• [TO DO]: The entries below should be quoted exactly, with no pictures carried over.
__________________________________________________
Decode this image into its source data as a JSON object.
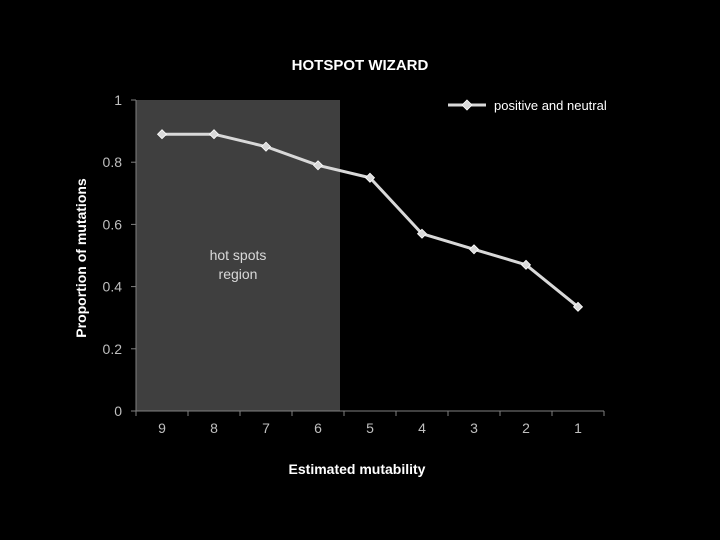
{
  "chart_data": {
    "type": "line",
    "title": "HOTSPOT WIZARD",
    "xlabel": "Estimated mutability",
    "ylabel": "Proportion of mutations",
    "categories": [
      "9",
      "8",
      "7",
      "6",
      "5",
      "4",
      "3",
      "2",
      "1"
    ],
    "y_ticks": [
      "0",
      "0.2",
      "0.4",
      "0.6",
      "0.8",
      "1"
    ],
    "ylim": [
      0,
      1
    ],
    "series": [
      {
        "name": "positive and neutral",
        "values": [
          0.89,
          0.89,
          0.85,
          0.79,
          0.75,
          0.57,
          0.52,
          0.47,
          0.335
        ]
      }
    ],
    "shaded_region": {
      "label_line1": "hot spots",
      "label_line2": "region",
      "categories": [
        "9",
        "6"
      ]
    },
    "legend_position": "top-right",
    "grid": false,
    "colors": {
      "background": "#000000",
      "region": "#3f3f3f",
      "series": "#d9d9d9",
      "axis": "#808080"
    }
  }
}
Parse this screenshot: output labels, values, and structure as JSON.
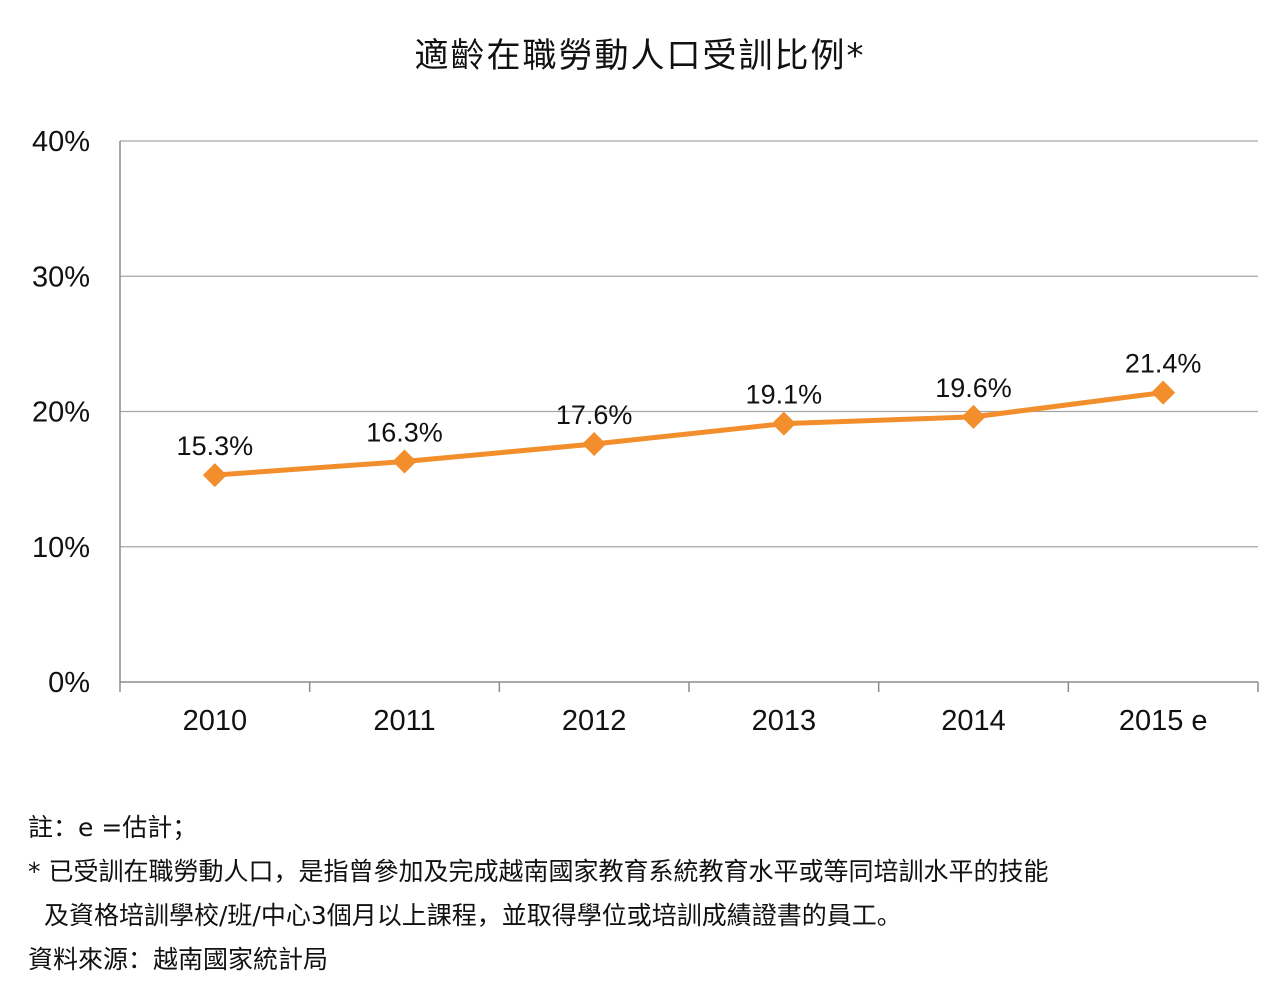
{
  "chart_data": {
    "type": "line",
    "title": "適齡在職勞動人口受訓比例*",
    "categories": [
      "2010",
      "2011",
      "2012",
      "2013",
      "2014",
      "2015 e"
    ],
    "series": [
      {
        "name": "受訓比例",
        "values": [
          15.3,
          16.3,
          17.6,
          19.1,
          19.6,
          21.4
        ]
      }
    ],
    "data_labels": [
      "15.3%",
      "16.3%",
      "17.6%",
      "19.1%",
      "19.6%",
      "21.4%"
    ],
    "y_ticks": [
      0,
      10,
      20,
      30,
      40
    ],
    "y_tick_labels": [
      "0%",
      "10%",
      "20%",
      "30%",
      "40%"
    ],
    "ylim": [
      0,
      40
    ],
    "xlabel": "",
    "ylabel": "",
    "grid": true,
    "legend": "none",
    "line_color": "#f28e2b"
  },
  "notes": {
    "note1": "註：e =估計；",
    "note2_line1": "* 已受訓在職勞動人口，是指曾參加及完成越南國家教育系統教育水平或等同培訓水平的技能",
    "note2_line2": "及資格培訓學校/班/中心3個月以上課程，並取得學位或培訓成績證書的員工。",
    "source": "資料來源：越南國家統計局"
  }
}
__________________________________________________
• [OUTPUT OF THE EXERCISE]:
Decode this image into its source data as a JSON object.
{
  "chart_data": {
    "type": "line",
    "title": "HOTSPOT WIZARD",
    "xlabel": "Estimated mutability",
    "ylabel": "Proportion of mutations",
    "categories": [
      "9",
      "8",
      "7",
      "6",
      "5",
      "4",
      "3",
      "2",
      "1"
    ],
    "y_ticks": [
      "0",
      "0.2",
      "0.4",
      "0.6",
      "0.8",
      "1"
    ],
    "ylim": [
      0,
      1
    ],
    "series": [
      {
        "name": "positive and neutral",
        "values": [
          0.89,
          0.89,
          0.85,
          0.79,
          0.75,
          0.57,
          0.52,
          0.47,
          0.335
        ]
      }
    ],
    "shaded_region": {
      "label_line1": "hot spots",
      "label_line2": "region",
      "categories": [
        "9",
        "6"
      ]
    },
    "legend_position": "top-right",
    "grid": false,
    "colors": {
      "background": "#000000",
      "region": "#3f3f3f",
      "series": "#d9d9d9",
      "axis": "#808080"
    }
  }
}
Parse this screenshot: output labels, values, and structure as JSON.
{
  "chart_data": {
    "type": "line",
    "title": "適齡在職勞動人口受訓比例*",
    "categories": [
      "2010",
      "2011",
      "2012",
      "2013",
      "2014",
      "2015 e"
    ],
    "series": [
      {
        "name": "受訓比例",
        "values": [
          15.3,
          16.3,
          17.6,
          19.1,
          19.6,
          21.4
        ]
      }
    ],
    "data_labels": [
      "15.3%",
      "16.3%",
      "17.6%",
      "19.1%",
      "19.6%",
      "21.4%"
    ],
    "y_ticks": [
      0,
      10,
      20,
      30,
      40
    ],
    "y_tick_labels": [
      "0%",
      "10%",
      "20%",
      "30%",
      "40%"
    ],
    "ylim": [
      0,
      40
    ],
    "xlabel": "",
    "ylabel": "",
    "grid": true,
    "legend": "none",
    "line_color": "#f28e2b"
  },
  "notes": {
    "note1": "註：e =估計；",
    "note2_line1": "* 已受訓在職勞動人口，是指曾參加及完成越南國家教育系統教育水平或等同培訓水平的技能",
    "note2_line2": "及資格培訓學校/班/中心3個月以上課程，並取得學位或培訓成績證書的員工。",
    "source": "資料來源：越南國家統計局"
  }
}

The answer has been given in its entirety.